- [What is asked] The entries below should be quoted exactly, with no pictures carried over.

--- Extracted data ---

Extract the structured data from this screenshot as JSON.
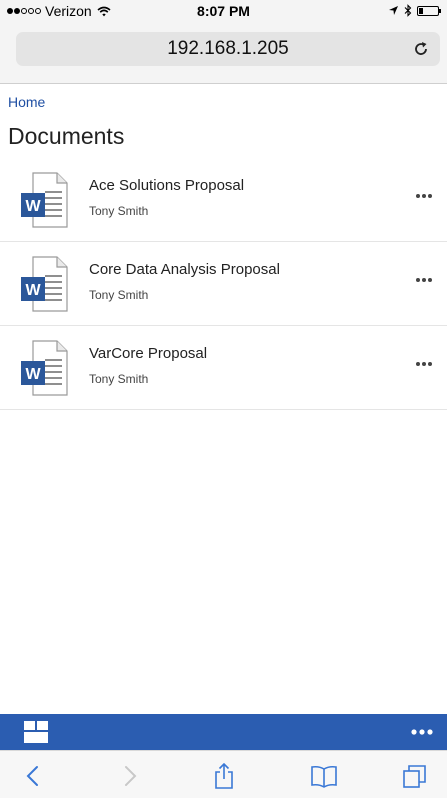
{
  "status_bar": {
    "carrier": "Verizon",
    "time": "8:07 PM",
    "signal_bars": 2,
    "signal_total": 5,
    "battery_level": 0.2
  },
  "address_bar": {
    "url": "192.168.1.205",
    "reload_icon": "reload-icon"
  },
  "breadcrumb": {
    "home_label": "Home"
  },
  "page": {
    "title": "Documents"
  },
  "documents": [
    {
      "title": "Ace Solutions Proposal",
      "author": "Tony Smith",
      "icon": "word-document-icon"
    },
    {
      "title": "Core Data Analysis Proposal",
      "author": "Tony Smith",
      "icon": "word-document-icon"
    },
    {
      "title": "VarCore Proposal",
      "author": "Tony Smith",
      "icon": "word-document-icon"
    }
  ],
  "app_bar": {
    "background": "#2b5db1",
    "left_icon": "apps-tiles-icon",
    "right_icon": "more-ellipsis-icon"
  },
  "safari_toolbar": {
    "buttons": [
      "back-icon",
      "forward-icon",
      "share-icon",
      "bookmarks-icon",
      "tabs-icon"
    ]
  },
  "colors": {
    "accent": "#2b5db1",
    "link": "#1f4fa3",
    "word_blue": "#2b579a"
  }
}
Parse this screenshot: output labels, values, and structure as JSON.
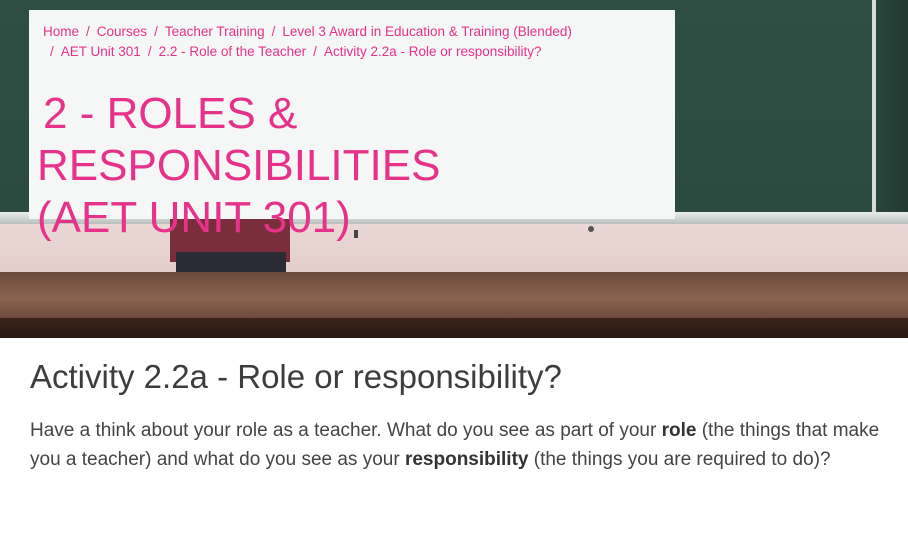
{
  "breadcrumb": {
    "items": [
      "Home",
      "Courses",
      "Teacher Training",
      "Level 3 Award in Education & Training (Blended)",
      "AET Unit 301",
      "2.2 - Role of the Teacher",
      "Activity 2.2a - Role or responsibility?"
    ],
    "separator": "/"
  },
  "page": {
    "title_line1": "2 - ROLES & RESPONSIBILITIES",
    "title_line2": "(AET UNIT 301)"
  },
  "activity": {
    "heading": "Activity 2.2a - Role or responsibility?",
    "text_1": "Have a think about your role as a teacher. What do you see as part of your ",
    "bold_1": "role",
    "text_2": " (the things that make you a teacher) and what do you see as your ",
    "bold_2": "responsibility",
    "text_3": " (the things you are required to do)?"
  },
  "colors": {
    "accent": "#e6328a",
    "panel_bg": "#f5f6f6",
    "heading_text": "#3d3d3d"
  }
}
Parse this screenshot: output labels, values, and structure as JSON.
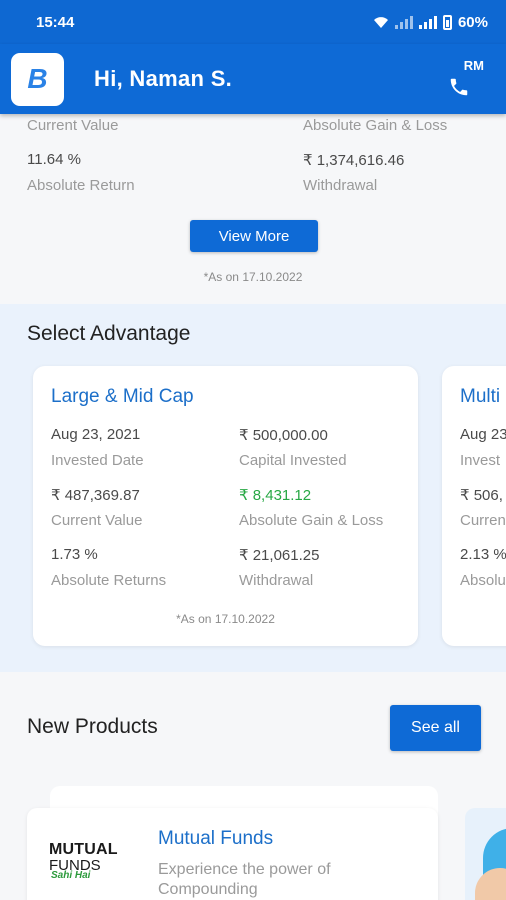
{
  "status_bar": {
    "time": "15:44",
    "battery": "60%"
  },
  "header": {
    "logo_letter": "B",
    "greeting": "Hi, Naman S.",
    "rm_label": "RM"
  },
  "summary": {
    "row1": {
      "left_label": "Current Value",
      "right_label": "Absolute Gain & Loss"
    },
    "row2": {
      "left_value": "11.64 %",
      "left_label": "Absolute Return",
      "right_value": "₹ 1,374,616.46",
      "right_label": "Withdrawal"
    },
    "view_more": "View More",
    "as_on": "*As on 17.10.2022"
  },
  "advantage": {
    "title": "Select Advantage",
    "cards": [
      {
        "title": "Large & Mid Cap",
        "invested_date": "Aug 23, 2021",
        "invested_date_label": "Invested Date",
        "capital_invested": "₹ 500,000.00",
        "capital_invested_label": "Capital Invested",
        "current_value": "₹ 487,369.87",
        "current_value_label": "Current Value",
        "gain_loss": "₹ 8,431.12",
        "gain_loss_label": "Absolute Gain & Loss",
        "absolute_returns": "1.73 %",
        "absolute_returns_label": "Absolute Returns",
        "withdrawal": "₹ 21,061.25",
        "withdrawal_label": "Withdrawal",
        "as_on": "*As on 17.10.2022"
      },
      {
        "title": "Multi",
        "invested_date": "Aug 23",
        "invested_date_label": "Invest",
        "current_value": "₹ 506,",
        "current_value_label": "Curren",
        "absolute_returns": "2.13 %",
        "absolute_returns_label": "Absolu"
      }
    ]
  },
  "products": {
    "title": "New Products",
    "see_all": "See all",
    "items": [
      {
        "logo_line1": "MUTUAL",
        "logo_line2": "FUNDS",
        "logo_line3": "Sahi Hai",
        "title": "Mutual Funds",
        "description": "Experience the power of Compounding"
      }
    ]
  },
  "colors": {
    "primary": "#0e6ad6",
    "accent_text": "#1c6fc9",
    "gain_green": "#27a844"
  }
}
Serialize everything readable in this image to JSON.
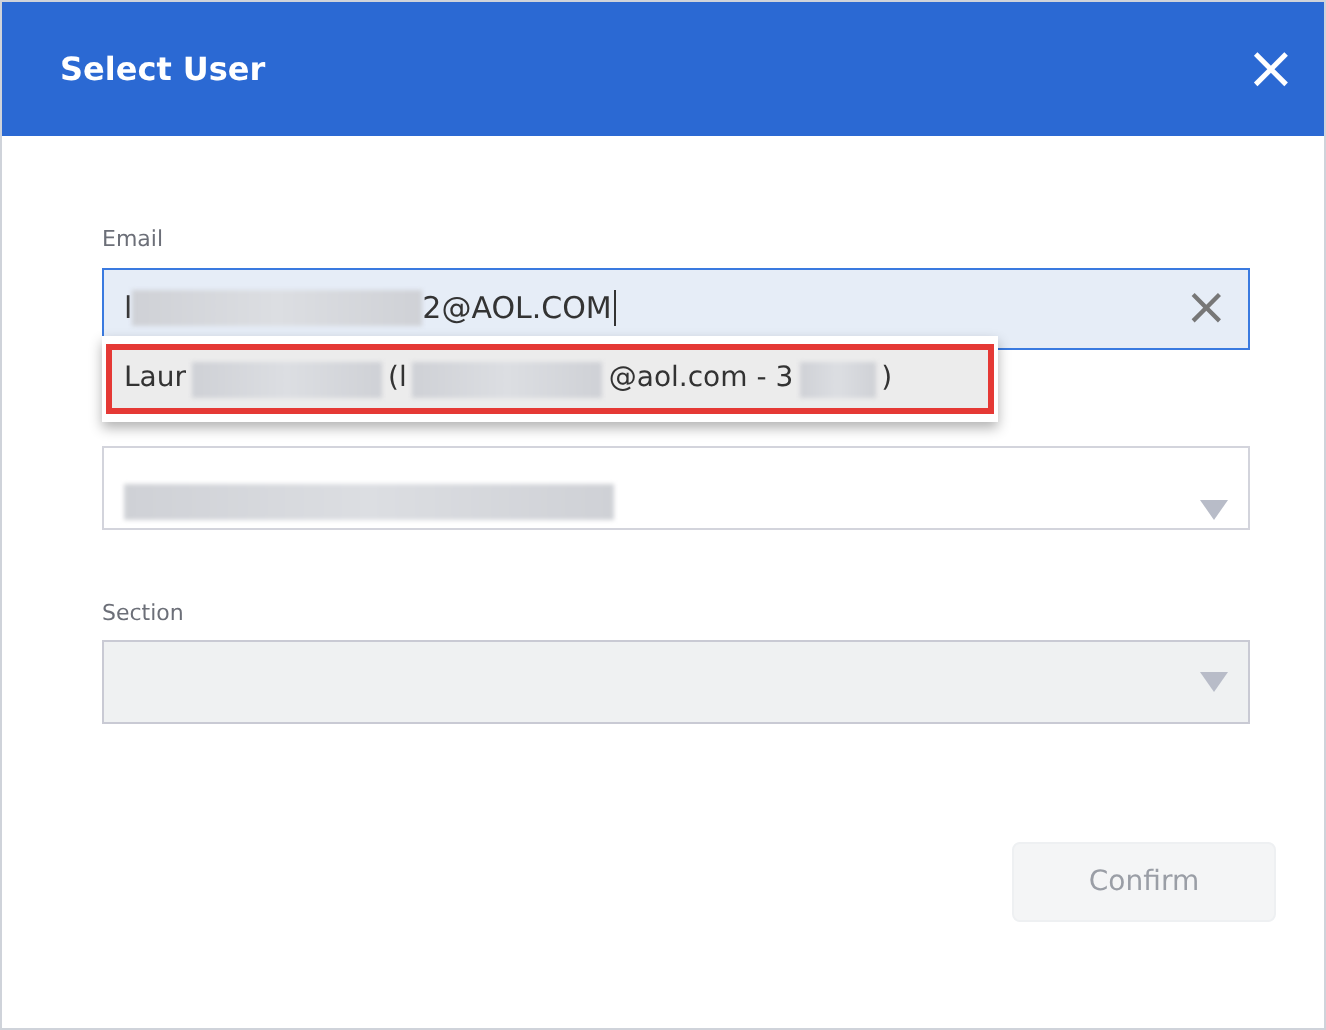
{
  "dialog": {
    "title": "Select User",
    "close": "×"
  },
  "email": {
    "label": "Email",
    "focused": true,
    "value_parts": [
      {
        "kind": "text",
        "text": "l"
      },
      {
        "kind": "redacted"
      },
      {
        "kind": "text",
        "text": "2@AOL.COM"
      }
    ],
    "clear": "×"
  },
  "suggestions": [
    {
      "highlighted": true,
      "parts": [
        {
          "kind": "text",
          "text": "Laur"
        },
        {
          "kind": "redacted"
        },
        {
          "kind": "text",
          "text": "(l"
        },
        {
          "kind": "redacted"
        },
        {
          "kind": "text",
          "text": "@aol.com - 3"
        },
        {
          "kind": "redacted"
        },
        {
          "kind": "text",
          "text": ")"
        }
      ]
    }
  ],
  "hidden_select": {
    "value_parts": [
      {
        "kind": "redacted"
      }
    ]
  },
  "section": {
    "label": "Section",
    "disabled": true
  },
  "confirm": {
    "label": "Confirm",
    "disabled": true
  }
}
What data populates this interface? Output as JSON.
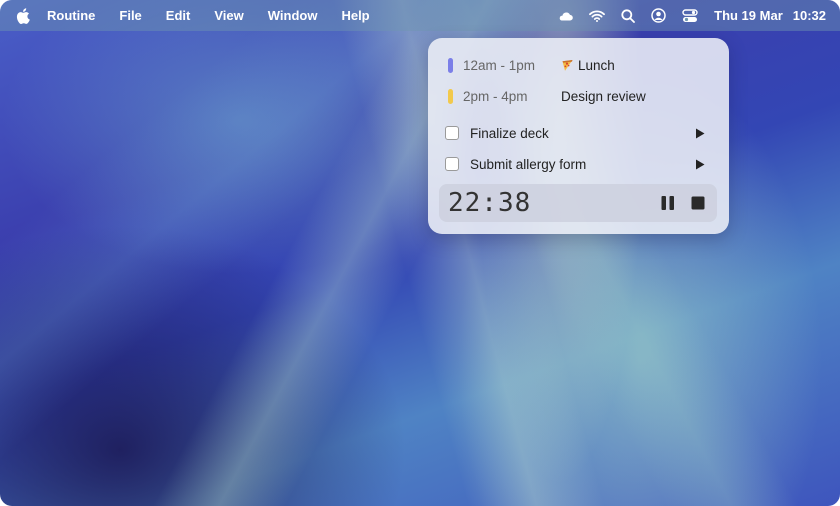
{
  "menubar": {
    "apple_icon": "apple-logo-icon",
    "app_name": "Routine",
    "menus": [
      "File",
      "Edit",
      "View",
      "Window",
      "Help"
    ],
    "status_icons": [
      "cloud-icon",
      "wifi-icon",
      "search-icon",
      "user-account-icon",
      "control-center-icon"
    ],
    "date": "Thu 19 Mar",
    "time": "10:32"
  },
  "widget": {
    "events": [
      {
        "time": "12am - 1pm",
        "title": "Lunch",
        "emoji": "pizza-icon",
        "color": "#7b7fe8"
      },
      {
        "time": "2pm - 4pm",
        "title": "Design review",
        "color": "#f2c94c"
      }
    ],
    "tasks": [
      {
        "label": "Finalize deck",
        "checked": false
      },
      {
        "label": "Submit allergy form",
        "checked": false
      }
    ],
    "timer": {
      "value": "22:38",
      "pause_icon": "pause-icon",
      "stop_icon": "stop-icon"
    }
  }
}
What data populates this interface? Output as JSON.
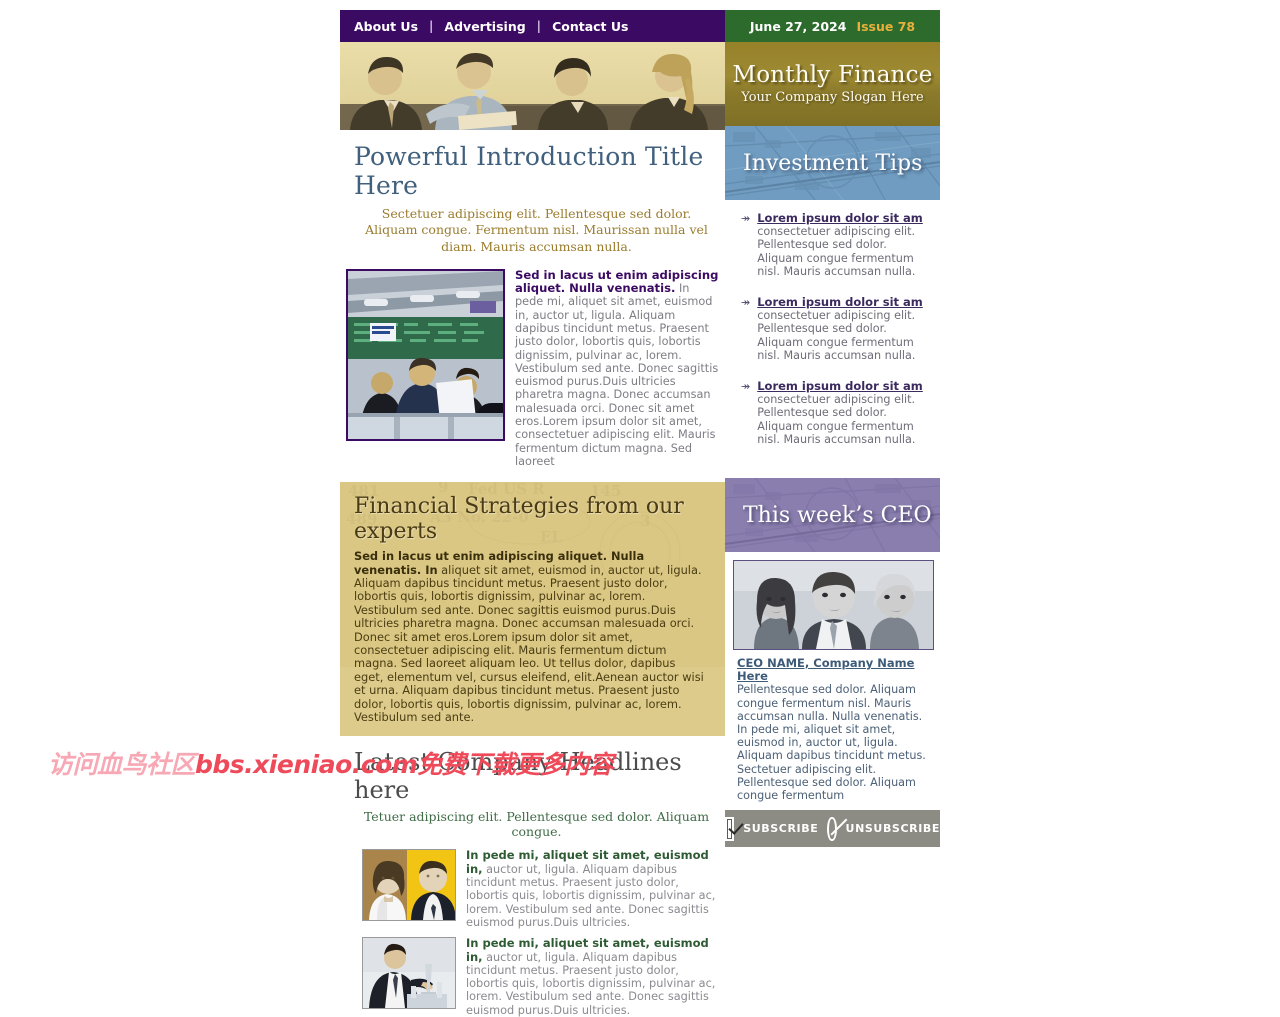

---

- [Finished answer]
Extract the structured data from this screenshot as JSON.
{
  "status_bar": {
    "carrier": "Verizon",
    "time": "8:07 PM",
    "signal_bars": 2,
    "signal_total": 5,
    "battery_level": 0.2
  },
  "address_bar": {
    "url": "192.168.1.205",
    "reload_icon": "reload-icon"
  },
  "breadcrumb": {
    "home_label": "Home"
  },
  "page": {
    "title": "Documents"
  },
  "documents": [
    {
      "title": "Ace Solutions Proposal",
      "author": "Tony Smith",
      "icon": "word-document-icon"
    },
    {
      "title": "Core Data Analysis Proposal",
      "author": "Tony Smith",
      "icon": "word-document-icon"
    },
    {
      "title": "VarCore Proposal",
      "author": "Tony Smith",
      "icon": "word-document-icon"
    }
  ],
  "app_bar": {
    "background": "#2b5db1",
    "left_icon": "apps-tiles-icon",
    "right_icon": "more-ellipsis-icon"
  },
  "safari_toolbar": {
    "buttons": [
      "back-icon",
      "forward-icon",
      "share-icon",
      "bookmarks-icon",
      "tabs-icon"
    ]
  },
  "colors": {
    "accent": "#2b5db1",
    "link": "#1f4fa3",
    "word_blue": "#2b579a"
  }
}
Parse this screenshot: output labels, values, and structure as JSON.
{
  "breadcrumb": {
    "items": [
      "Home",
      "Courses",
      "Teacher Training",
      "Level 3 Award in Education & Training (Blended)",
      "AET Unit 301",
      "2.2 - Role of the Teacher",
      "Activity 2.2a - Role or responsibility?"
    ],
    "separator": "/"
  },
  "page": {
    "title_line1": "2 - ROLES & RESPONSIBILITIES",
    "title_line2": "(AET UNIT 301)"
  },
  "activity": {
    "heading": "Activity 2.2a - Role or responsibility?",
    "text_1": "Have a think about your role as a teacher. What do you see as part of your ",
    "bold_1": "role",
    "text_2": " (the things that make you a teacher) and what do you see as your ",
    "bold_2": "responsibility",
    "text_3": " (the things you are required to do)?"
  },
  "colors": {
    "accent": "#e6328a",
    "panel_bg": "#f5f6f6",
    "heading_text": "#3d3d3d"
  }
}
Parse this screenshot: output labels, values, and structure as JSON.
{
  "status_bar": {
    "time": "15:44",
    "battery": "60%"
  },
  "header": {
    "logo_letter": "B",
    "greeting": "Hi, Naman S.",
    "rm_label": "RM"
  },
  "summary": {
    "row1": {
      "left_label": "Current Value",
      "right_label": "Absolute Gain & Loss"
    },
    "row2": {
      "left_value": "11.64 %",
      "left_label": "Absolute Return",
      "right_value": "₹ 1,374,616.46",
      "right_label": "Withdrawal"
    },
    "view_more": "View More",
    "as_on": "*As on 17.10.2022"
  },
  "advantage": {
    "title": "Select Advantage",
    "cards": [
      {
        "title": "Large & Mid Cap",
        "invested_date": "Aug 23, 2021",
        "invested_date_label": "Invested Date",
        "capital_invested": "₹ 500,000.00",
        "capital_invested_label": "Capital Invested",
        "current_value": "₹ 487,369.87",
        "current_value_label": "Current Value",
        "gain_loss": "₹ 8,431.12",
        "gain_loss_label": "Absolute Gain & Loss",
        "absolute_returns": "1.73 %",
        "absolute_returns_label": "Absolute Returns",
        "withdrawal": "₹ 21,061.25",
        "withdrawal_label": "Withdrawal",
        "as_on": "*As on 17.10.2022"
      },
      {
        "title": "Multi",
        "invested_date": "Aug 23",
        "invested_date_label": "Invest",
        "current_value": "₹ 506,",
        "current_value_label": "Curren",
        "absolute_returns": "2.13 %",
        "absolute_returns_label": "Absolu"
      }
    ]
  },
  "products": {
    "title": "New Products",
    "see_all": "See all",
    "items": [
      {
        "logo_line1": "MUTUAL",
        "logo_line2": "FUNDS",
        "logo_line3": "Sahi Hai",
        "title": "Mutual Funds",
        "description": "Experience the power of Compounding"
      }
    ]
  },
  "colors": {
    "primary": "#0e6ad6",
    "accent_text": "#1c6fc9",
    "gain_green": "#27a844"
  }
}
Serialize everything readable in this image to JSON.
{
  "dialog": {
    "title": "Select User",
    "close": "×"
  },
  "email": {
    "label": "Email",
    "focused": true,
    "value_parts": [
      {
        "kind": "text",
        "text": "l"
      },
      {
        "kind": "redacted"
      },
      {
        "kind": "text",
        "text": "2@AOL.COM"
      }
    ],
    "clear": "×"
  },
  "suggestions": [
    {
      "highlighted": true,
      "parts": [
        {
          "kind": "text",
          "text": "Laur"
        },
        {
          "kind": "redacted"
        },
        {
          "kind": "text",
          "text": "(l"
        },
        {
          "kind": "redacted"
        },
        {
          "kind": "text",
          "text": "@aol.com - 3"
        },
        {
          "kind": "redacted"
        },
        {
          "kind": "text",
          "text": ")"
        }
      ]
    }
  ],
  "hidden_select": {
    "value_parts": [
      {
        "kind": "redacted"
      }
    ]
  },
  "section": {
    "label": "Section",
    "disabled": true
  },
  "confirm": {
    "label": "Confirm",
    "disabled": true
  }
}
What data populates this interface? Output as JSON.
{
  "menubar": {
    "apple_icon": "apple-logo-icon",
    "app_name": "Routine",
    "menus": [
      "File",
      "Edit",
      "View",
      "Window",
      "Help"
    ],
    "status_icons": [
      "cloud-icon",
      "wifi-icon",
      "search-icon",
      "user-account-icon",
      "control-center-icon"
    ],
    "date": "Thu 19 Mar",
    "time": "10:32"
  },
  "widget": {
    "events": [
      {
        "time": "12am - 1pm",
        "title": "Lunch",
        "emoji": "pizza-icon",
        "color": "#7b7fe8"
      },
      {
        "time": "2pm - 4pm",
        "title": "Design review",
        "color": "#f2c94c"
      }
    ],
    "tasks": [
      {
        "label": "Finalize deck",
        "checked": false
      },
      {
        "label": "Submit allergy form",
        "checked": false
      }
    ],
    "timer": {
      "value": "22:38",
      "pause_icon": "pause-icon",
      "stop_icon": "stop-icon"
    }
  }
}
What data populates this interface? Output as JSON.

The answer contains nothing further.